Please write out the data below word for word, with every line included.

====== The data

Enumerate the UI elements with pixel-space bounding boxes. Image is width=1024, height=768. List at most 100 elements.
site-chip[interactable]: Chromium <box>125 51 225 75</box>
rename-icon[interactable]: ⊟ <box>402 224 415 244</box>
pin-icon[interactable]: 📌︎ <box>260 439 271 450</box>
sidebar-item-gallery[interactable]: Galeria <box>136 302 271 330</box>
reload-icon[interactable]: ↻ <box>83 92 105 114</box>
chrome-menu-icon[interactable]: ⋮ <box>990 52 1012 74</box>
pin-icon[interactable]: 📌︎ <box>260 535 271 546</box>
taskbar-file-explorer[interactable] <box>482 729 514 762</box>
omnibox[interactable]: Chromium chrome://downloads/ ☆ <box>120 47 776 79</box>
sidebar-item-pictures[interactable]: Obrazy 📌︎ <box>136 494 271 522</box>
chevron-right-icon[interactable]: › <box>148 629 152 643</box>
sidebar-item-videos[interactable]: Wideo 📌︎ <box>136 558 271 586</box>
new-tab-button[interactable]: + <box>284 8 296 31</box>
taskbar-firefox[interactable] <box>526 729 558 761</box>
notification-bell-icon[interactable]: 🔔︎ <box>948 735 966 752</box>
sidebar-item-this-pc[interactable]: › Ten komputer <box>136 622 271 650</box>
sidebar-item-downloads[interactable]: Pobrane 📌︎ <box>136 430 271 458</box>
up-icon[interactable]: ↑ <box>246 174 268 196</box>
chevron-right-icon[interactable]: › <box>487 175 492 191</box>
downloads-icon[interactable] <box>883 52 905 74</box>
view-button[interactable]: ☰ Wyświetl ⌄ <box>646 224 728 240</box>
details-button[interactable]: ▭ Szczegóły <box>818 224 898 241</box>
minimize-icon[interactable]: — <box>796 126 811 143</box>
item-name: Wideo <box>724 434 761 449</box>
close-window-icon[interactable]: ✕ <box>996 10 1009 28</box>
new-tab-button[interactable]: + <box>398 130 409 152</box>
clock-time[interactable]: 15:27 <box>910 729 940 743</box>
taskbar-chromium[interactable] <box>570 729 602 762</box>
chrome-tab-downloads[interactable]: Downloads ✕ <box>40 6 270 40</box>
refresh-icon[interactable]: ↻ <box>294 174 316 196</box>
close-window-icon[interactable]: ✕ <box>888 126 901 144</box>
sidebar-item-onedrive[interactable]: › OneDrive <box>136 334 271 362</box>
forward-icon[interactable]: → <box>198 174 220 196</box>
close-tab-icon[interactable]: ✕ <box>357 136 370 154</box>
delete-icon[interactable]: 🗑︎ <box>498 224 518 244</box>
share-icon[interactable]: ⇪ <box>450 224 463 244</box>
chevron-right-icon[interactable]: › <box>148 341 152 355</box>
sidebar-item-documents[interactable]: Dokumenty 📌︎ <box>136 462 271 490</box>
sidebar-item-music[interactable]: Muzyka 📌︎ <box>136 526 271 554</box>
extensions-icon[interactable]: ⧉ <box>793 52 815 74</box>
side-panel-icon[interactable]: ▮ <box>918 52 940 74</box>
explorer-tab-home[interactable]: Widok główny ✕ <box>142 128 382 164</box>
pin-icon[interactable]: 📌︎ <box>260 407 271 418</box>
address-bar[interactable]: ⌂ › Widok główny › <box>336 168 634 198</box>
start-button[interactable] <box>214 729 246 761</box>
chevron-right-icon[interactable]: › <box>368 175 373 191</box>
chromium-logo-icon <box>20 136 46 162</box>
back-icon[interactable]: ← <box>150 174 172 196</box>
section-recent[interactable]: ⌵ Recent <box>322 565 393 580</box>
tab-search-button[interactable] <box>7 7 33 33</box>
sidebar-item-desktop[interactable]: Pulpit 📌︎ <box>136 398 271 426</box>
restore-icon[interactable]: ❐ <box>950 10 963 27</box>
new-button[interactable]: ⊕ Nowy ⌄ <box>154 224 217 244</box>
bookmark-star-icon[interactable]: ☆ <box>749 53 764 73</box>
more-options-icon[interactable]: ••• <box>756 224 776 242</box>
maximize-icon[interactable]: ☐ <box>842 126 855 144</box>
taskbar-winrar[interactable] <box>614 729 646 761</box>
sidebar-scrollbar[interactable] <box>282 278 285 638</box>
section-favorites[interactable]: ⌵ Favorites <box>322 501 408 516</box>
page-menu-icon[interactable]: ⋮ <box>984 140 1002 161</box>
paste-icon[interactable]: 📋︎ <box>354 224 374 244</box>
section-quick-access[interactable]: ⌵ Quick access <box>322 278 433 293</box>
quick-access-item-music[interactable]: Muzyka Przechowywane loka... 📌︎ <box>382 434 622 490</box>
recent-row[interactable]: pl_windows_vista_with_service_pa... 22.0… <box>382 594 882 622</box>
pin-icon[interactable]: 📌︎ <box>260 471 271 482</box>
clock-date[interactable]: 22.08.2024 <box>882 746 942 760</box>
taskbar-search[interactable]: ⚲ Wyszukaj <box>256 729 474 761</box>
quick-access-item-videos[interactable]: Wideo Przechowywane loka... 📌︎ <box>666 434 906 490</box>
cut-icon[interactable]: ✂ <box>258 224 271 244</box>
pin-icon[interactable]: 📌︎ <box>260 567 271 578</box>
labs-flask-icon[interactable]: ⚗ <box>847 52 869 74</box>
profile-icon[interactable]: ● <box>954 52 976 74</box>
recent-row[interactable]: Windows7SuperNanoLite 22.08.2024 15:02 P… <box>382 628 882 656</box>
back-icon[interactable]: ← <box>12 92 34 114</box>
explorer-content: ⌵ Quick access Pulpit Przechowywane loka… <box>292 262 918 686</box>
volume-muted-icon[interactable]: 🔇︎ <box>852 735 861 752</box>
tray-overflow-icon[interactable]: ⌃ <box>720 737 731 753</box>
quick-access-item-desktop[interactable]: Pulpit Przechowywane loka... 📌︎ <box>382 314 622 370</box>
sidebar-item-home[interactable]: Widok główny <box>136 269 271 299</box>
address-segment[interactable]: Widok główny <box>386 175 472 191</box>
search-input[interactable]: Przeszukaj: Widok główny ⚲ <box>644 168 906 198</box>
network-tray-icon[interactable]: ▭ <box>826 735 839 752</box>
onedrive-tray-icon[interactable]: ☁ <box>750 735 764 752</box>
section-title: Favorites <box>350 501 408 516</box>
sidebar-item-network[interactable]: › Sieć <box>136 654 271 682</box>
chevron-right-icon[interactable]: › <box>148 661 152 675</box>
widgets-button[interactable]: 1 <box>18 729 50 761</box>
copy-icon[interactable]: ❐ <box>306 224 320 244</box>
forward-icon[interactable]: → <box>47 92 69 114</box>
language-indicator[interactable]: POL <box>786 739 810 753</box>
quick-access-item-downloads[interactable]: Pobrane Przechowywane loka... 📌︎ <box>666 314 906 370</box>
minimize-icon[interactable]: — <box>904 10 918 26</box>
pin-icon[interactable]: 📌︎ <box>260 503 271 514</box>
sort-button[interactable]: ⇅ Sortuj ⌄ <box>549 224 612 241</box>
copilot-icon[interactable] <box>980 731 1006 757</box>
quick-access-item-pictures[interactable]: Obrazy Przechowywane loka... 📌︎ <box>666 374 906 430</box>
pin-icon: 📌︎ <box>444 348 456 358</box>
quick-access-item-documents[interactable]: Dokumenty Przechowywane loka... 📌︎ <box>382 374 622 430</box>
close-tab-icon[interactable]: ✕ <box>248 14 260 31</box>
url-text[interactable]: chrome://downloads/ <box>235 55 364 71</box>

============

Output for this exercise =>
Enumerate the UI elements with pixel-space bounding boxes. Image is width=1024, height=768. List at most 100 elements.
site-chip[interactable]: Chromium <box>125 51 225 75</box>
rename-icon[interactable]: ⊟ <box>402 224 415 244</box>
pin-icon[interactable]: 📌︎ <box>260 439 271 450</box>
sidebar-item-gallery[interactable]: Galeria <box>136 302 271 330</box>
reload-icon[interactable]: ↻ <box>83 92 105 114</box>
chrome-menu-icon[interactable]: ⋮ <box>990 52 1012 74</box>
pin-icon[interactable]: 📌︎ <box>260 535 271 546</box>
taskbar-file-explorer[interactable] <box>482 729 514 762</box>
omnibox[interactable]: Chromium chrome://downloads/ ☆ <box>120 47 776 79</box>
sidebar-item-pictures[interactable]: Obrazy 📌︎ <box>136 494 271 522</box>
chevron-right-icon[interactable]: › <box>148 629 152 643</box>
sidebar-item-videos[interactable]: Wideo 📌︎ <box>136 558 271 586</box>
new-tab-button[interactable]: + <box>284 8 296 31</box>
taskbar-firefox[interactable] <box>526 729 558 761</box>
notification-bell-icon[interactable]: 🔔︎ <box>948 735 966 752</box>
sidebar-item-this-pc[interactable]: › Ten komputer <box>136 622 271 650</box>
sidebar-item-downloads[interactable]: Pobrane 📌︎ <box>136 430 271 458</box>
up-icon[interactable]: ↑ <box>246 174 268 196</box>
chevron-right-icon[interactable]: › <box>487 175 492 191</box>
downloads-icon[interactable] <box>883 52 905 74</box>
view-button[interactable]: ☰ Wyświetl ⌄ <box>646 224 728 240</box>
details-button[interactable]: ▭ Szczegóły <box>818 224 898 241</box>
minimize-icon[interactable]: — <box>796 126 811 143</box>
item-name: Wideo <box>724 434 761 449</box>
close-window-icon[interactable]: ✕ <box>996 10 1009 28</box>
new-tab-button[interactable]: + <box>398 130 409 152</box>
clock-time[interactable]: 15:27 <box>910 729 940 743</box>
taskbar-chromium[interactable] <box>570 729 602 762</box>
chrome-tab-downloads[interactable]: Downloads ✕ <box>40 6 270 40</box>
refresh-icon[interactable]: ↻ <box>294 174 316 196</box>
close-window-icon[interactable]: ✕ <box>888 126 901 144</box>
sidebar-item-onedrive[interactable]: › OneDrive <box>136 334 271 362</box>
forward-icon[interactable]: → <box>198 174 220 196</box>
close-tab-icon[interactable]: ✕ <box>357 136 370 154</box>
delete-icon[interactable]: 🗑︎ <box>498 224 518 244</box>
share-icon[interactable]: ⇪ <box>450 224 463 244</box>
chevron-right-icon[interactable]: › <box>148 341 152 355</box>
sidebar-item-documents[interactable]: Dokumenty 📌︎ <box>136 462 271 490</box>
sidebar-item-music[interactable]: Muzyka 📌︎ <box>136 526 271 554</box>
extensions-icon[interactable]: ⧉ <box>793 52 815 74</box>
side-panel-icon[interactable]: ▮ <box>918 52 940 74</box>
explorer-tab-home[interactable]: Widok główny ✕ <box>142 128 382 164</box>
pin-icon[interactable]: 📌︎ <box>260 407 271 418</box>
address-bar[interactable]: ⌂ › Widok główny › <box>336 168 634 198</box>
start-button[interactable] <box>214 729 246 761</box>
chevron-right-icon[interactable]: › <box>368 175 373 191</box>
chromium-logo-icon <box>20 136 46 162</box>
back-icon[interactable]: ← <box>150 174 172 196</box>
section-recent[interactable]: ⌵ Recent <box>322 565 393 580</box>
tab-search-button[interactable] <box>7 7 33 33</box>
sidebar-item-desktop[interactable]: Pulpit 📌︎ <box>136 398 271 426</box>
restore-icon[interactable]: ❐ <box>950 10 963 27</box>
new-button[interactable]: ⊕ Nowy ⌄ <box>154 224 217 244</box>
bookmark-star-icon[interactable]: ☆ <box>749 53 764 73</box>
more-options-icon[interactable]: ••• <box>756 224 776 242</box>
maximize-icon[interactable]: ☐ <box>842 126 855 144</box>
taskbar-winrar[interactable] <box>614 729 646 761</box>
sidebar-scrollbar[interactable] <box>282 278 285 638</box>
section-favorites[interactable]: ⌵ Favorites <box>322 501 408 516</box>
page-menu-icon[interactable]: ⋮ <box>984 140 1002 161</box>
paste-icon[interactable]: 📋︎ <box>354 224 374 244</box>
section-quick-access[interactable]: ⌵ Quick access <box>322 278 433 293</box>
quick-access-item-music[interactable]: Muzyka Przechowywane loka... 📌︎ <box>382 434 622 490</box>
recent-row[interactable]: pl_windows_vista_with_service_pa... 22.0… <box>382 594 882 622</box>
pin-icon[interactable]: 📌︎ <box>260 471 271 482</box>
clock-date[interactable]: 22.08.2024 <box>882 746 942 760</box>
taskbar-search[interactable]: ⚲ Wyszukaj <box>256 729 474 761</box>
quick-access-item-videos[interactable]: Wideo Przechowywane loka... 📌︎ <box>666 434 906 490</box>
cut-icon[interactable]: ✂ <box>258 224 271 244</box>
pin-icon[interactable]: 📌︎ <box>260 567 271 578</box>
labs-flask-icon[interactable]: ⚗ <box>847 52 869 74</box>
profile-icon[interactable]: ● <box>954 52 976 74</box>
recent-row[interactable]: Windows7SuperNanoLite 22.08.2024 15:02 P… <box>382 628 882 656</box>
back-icon[interactable]: ← <box>12 92 34 114</box>
explorer-content: ⌵ Quick access Pulpit Przechowywane loka… <box>292 262 918 686</box>
volume-muted-icon[interactable]: 🔇︎ <box>852 735 861 752</box>
tray-overflow-icon[interactable]: ⌃ <box>720 737 731 753</box>
quick-access-item-desktop[interactable]: Pulpit Przechowywane loka... 📌︎ <box>382 314 622 370</box>
sidebar-item-home[interactable]: Widok główny <box>136 269 271 299</box>
address-segment[interactable]: Widok główny <box>386 175 472 191</box>
search-input[interactable]: Przeszukaj: Widok główny ⚲ <box>644 168 906 198</box>
network-tray-icon[interactable]: ▭ <box>826 735 839 752</box>
onedrive-tray-icon[interactable]: ☁ <box>750 735 764 752</box>
section-title: Favorites <box>350 501 408 516</box>
sidebar-item-network[interactable]: › Sieć <box>136 654 271 682</box>
chevron-right-icon[interactable]: › <box>148 661 152 675</box>
widgets-button[interactable]: 1 <box>18 729 50 761</box>
copy-icon[interactable]: ❐ <box>306 224 320 244</box>
forward-icon[interactable]: → <box>47 92 69 114</box>
language-indicator[interactable]: POL <box>786 739 810 753</box>
quick-access-item-downloads[interactable]: Pobrane Przechowywane loka... 📌︎ <box>666 314 906 370</box>
minimize-icon[interactable]: — <box>904 10 918 26</box>
pin-icon[interactable]: 📌︎ <box>260 503 271 514</box>
sort-button[interactable]: ⇅ Sortuj ⌄ <box>549 224 612 241</box>
copilot-icon[interactable] <box>980 731 1006 757</box>
quick-access-item-pictures[interactable]: Obrazy Przechowywane loka... 📌︎ <box>666 374 906 430</box>
pin-icon: 📌︎ <box>444 348 456 358</box>
quick-access-item-documents[interactable]: Dokumenty Przechowywane loka... 📌︎ <box>382 374 622 430</box>
close-tab-icon[interactable]: ✕ <box>248 14 260 31</box>
url-text[interactable]: chrome://downloads/ <box>235 55 364 71</box>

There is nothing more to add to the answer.